== Data provided

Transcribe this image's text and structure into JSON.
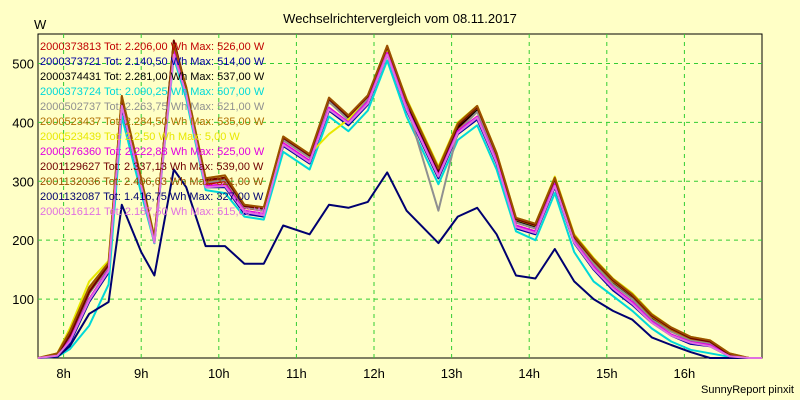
{
  "chart_data": {
    "type": "line",
    "title": "Wechselrichtervergleich vom 08.11.2017",
    "ylabel": "W",
    "xlabel": "",
    "credit": "SunnyReport pinxit",
    "grid": true,
    "legend_placement": "top-left",
    "xlim": [
      7.67,
      17.0
    ],
    "ylim": [
      0,
      550
    ],
    "x_ticks": [
      8,
      9,
      10,
      11,
      12,
      13,
      14,
      15,
      16
    ],
    "x_tick_labels": [
      "8h",
      "9h",
      "10h",
      "11h",
      "12h",
      "13h",
      "14h",
      "15h",
      "16h"
    ],
    "y_ticks": [
      100,
      200,
      300,
      400,
      500
    ],
    "y_tick_labels": [
      "100",
      "200",
      "300",
      "400",
      "500"
    ],
    "x": [
      7.67,
      7.92,
      8.08,
      8.33,
      8.58,
      8.75,
      9.0,
      9.17,
      9.42,
      9.58,
      9.83,
      10.08,
      10.33,
      10.58,
      10.83,
      11.17,
      11.42,
      11.67,
      11.92,
      12.17,
      12.42,
      12.83,
      13.08,
      13.33,
      13.58,
      13.83,
      14.08,
      14.33,
      14.58,
      14.83,
      15.08,
      15.33,
      15.58,
      15.83,
      16.08,
      16.33,
      16.58,
      16.83,
      17.0
    ],
    "series": [
      {
        "name": "2000373813",
        "legend": "2000373813 Tot: 2.206,00 Wh Max: 526,00 W",
        "color": "#c00000",
        "values": [
          0,
          5,
          35,
          110,
          155,
          435,
          300,
          200,
          535,
          455,
          295,
          300,
          255,
          250,
          370,
          340,
          435,
          405,
          440,
          525,
          430,
          315,
          390,
          420,
          340,
          230,
          220,
          300,
          200,
          160,
          125,
          100,
          65,
          45,
          30,
          25,
          5,
          0,
          0
        ]
      },
      {
        "name": "2000373721",
        "legend": "2000373721 Tot: 2.140,50 Wh Max: 514,00 W",
        "color": "#0000a0",
        "values": [
          0,
          3,
          25,
          95,
          145,
          425,
          290,
          195,
          520,
          445,
          290,
          290,
          245,
          240,
          360,
          330,
          420,
          395,
          430,
          515,
          420,
          305,
          380,
          405,
          330,
          220,
          210,
          290,
          195,
          150,
          115,
          90,
          60,
          38,
          24,
          20,
          3,
          0,
          0
        ]
      },
      {
        "name": "2000374431",
        "legend": "2000374431 Tot: 2.281,00 Wh Max: 537,00 W",
        "color": "#000000",
        "values": [
          0,
          5,
          35,
          110,
          155,
          440,
          300,
          200,
          537,
          455,
          300,
          305,
          258,
          252,
          372,
          342,
          438,
          408,
          442,
          527,
          432,
          318,
          392,
          422,
          342,
          232,
          222,
          302,
          202,
          162,
          128,
          102,
          68,
          46,
          32,
          26,
          6,
          0,
          0
        ]
      },
      {
        "name": "2000373724",
        "legend": "2000373724 Tot: 2.090,25 Wh Max: 507,00 W",
        "color": "#00d8d8",
        "values": [
          0,
          2,
          15,
          55,
          125,
          410,
          280,
          195,
          510,
          440,
          285,
          280,
          240,
          235,
          350,
          320,
          410,
          385,
          420,
          505,
          410,
          295,
          370,
          395,
          320,
          215,
          200,
          280,
          180,
          130,
          105,
          80,
          50,
          28,
          14,
          8,
          2,
          0,
          0
        ]
      },
      {
        "name": "2000502737",
        "legend": "2000502737 Tot: 2.263,75 Wh Max: 521,00 W",
        "color": "#909090",
        "values": [
          0,
          5,
          35,
          110,
          155,
          438,
          300,
          200,
          520,
          455,
          298,
          302,
          256,
          250,
          370,
          340,
          435,
          404,
          440,
          521,
          430,
          250,
          385,
          418,
          340,
          230,
          220,
          300,
          200,
          160,
          125,
          100,
          65,
          45,
          30,
          25,
          5,
          0,
          0
        ]
      },
      {
        "name": "2000523437",
        "legend": "2000523437 Tot: 2.284,50 Wh Max: 535,00 W",
        "color": "#b07000",
        "values": [
          0,
          6,
          40,
          115,
          160,
          440,
          302,
          202,
          535,
          457,
          300,
          306,
          258,
          254,
          374,
          344,
          440,
          410,
          444,
          530,
          436,
          320,
          395,
          425,
          345,
          235,
          225,
          305,
          205,
          165,
          130,
          105,
          70,
          48,
          33,
          28,
          6,
          0,
          0
        ]
      },
      {
        "name": "2000523439",
        "legend": "2000523439 Tot: 2.2,50 Wh Max: 5,00 W",
        "color": "#e8e800",
        "values": [
          0,
          8,
          50,
          130,
          165,
          445,
          305,
          205,
          530,
          460,
          305,
          310,
          260,
          255,
          376,
          346,
          380,
          405,
          445,
          525,
          440,
          325,
          400,
          428,
          348,
          238,
          228,
          308,
          210,
          170,
          135,
          110,
          75,
          52,
          36,
          30,
          8,
          0,
          0
        ]
      },
      {
        "name": "2000376360",
        "legend": "2000376360 Tot: 2.222,88 Wh Max: 525,00 W",
        "color": "#e000e0",
        "values": [
          0,
          4,
          30,
          100,
          150,
          430,
          295,
          198,
          525,
          450,
          292,
          295,
          250,
          245,
          365,
          335,
          425,
          400,
          435,
          518,
          425,
          310,
          385,
          410,
          335,
          225,
          215,
          295,
          198,
          155,
          120,
          95,
          62,
          40,
          27,
          22,
          4,
          0,
          0
        ]
      },
      {
        "name": "2001129627",
        "legend": "2001129627 Tot: 2.337,13 Wh Max: 539,00 W",
        "color": "#700000",
        "values": [
          0,
          6,
          38,
          112,
          158,
          442,
          302,
          202,
          539,
          458,
          302,
          306,
          258,
          254,
          374,
          344,
          440,
          410,
          444,
          528,
          436,
          320,
          395,
          426,
          346,
          236,
          226,
          304,
          206,
          166,
          132,
          106,
          72,
          50,
          34,
          28,
          6,
          0,
          0
        ]
      },
      {
        "name": "2001132036",
        "legend": "2001132036 Tot: 2.406,63 Wh Max: 321,00 W",
        "color": "#9a5000",
        "values": [
          0,
          8,
          45,
          120,
          162,
          445,
          305,
          205,
          532,
          460,
          305,
          310,
          260,
          256,
          376,
          346,
          442,
          412,
          446,
          530,
          438,
          322,
          398,
          428,
          348,
          238,
          228,
          306,
          208,
          168,
          134,
          108,
          74,
          52,
          36,
          30,
          8,
          0,
          0
        ]
      },
      {
        "name": "2001132087",
        "legend": "2001132087 Tot: 1.416,75 Wh Max: 327,00 W",
        "color": "#000070",
        "values": [
          0,
          2,
          20,
          75,
          95,
          260,
          180,
          140,
          320,
          290,
          190,
          190,
          160,
          160,
          225,
          210,
          260,
          255,
          265,
          315,
          250,
          195,
          240,
          255,
          210,
          140,
          135,
          185,
          130,
          100,
          80,
          65,
          35,
          22,
          10,
          0,
          0,
          0,
          0
        ]
      },
      {
        "name": "2000316121",
        "legend": "2000316121 Tot: 2.157,50 Wh Max: 515,00 W",
        "color": "#e070e0",
        "values": [
          0,
          4,
          28,
          98,
          148,
          428,
          292,
          196,
          515,
          448,
          290,
          292,
          248,
          242,
          362,
          332,
          422,
          398,
          432,
          515,
          422,
          308,
          382,
          408,
          332,
          222,
          212,
          292,
          196,
          152,
          118,
          92,
          60,
          38,
          26,
          20,
          3,
          0,
          0
        ]
      }
    ]
  }
}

====

What to do:
Show every line from the entries above in which the word "name" appears.

Written solution:
        "name": "2000373813",
        "name": "2000373721",
        "name": "2000374431",
        "name": "2000373724",
        "name": "2000502737",
        "name": "2000523437",
        "name": "2000523439",
        "name": "2000376360",
        "name": "2001129627",
        "name": "2001132036",
        "name": "2001132087",
        "name": "2000316121",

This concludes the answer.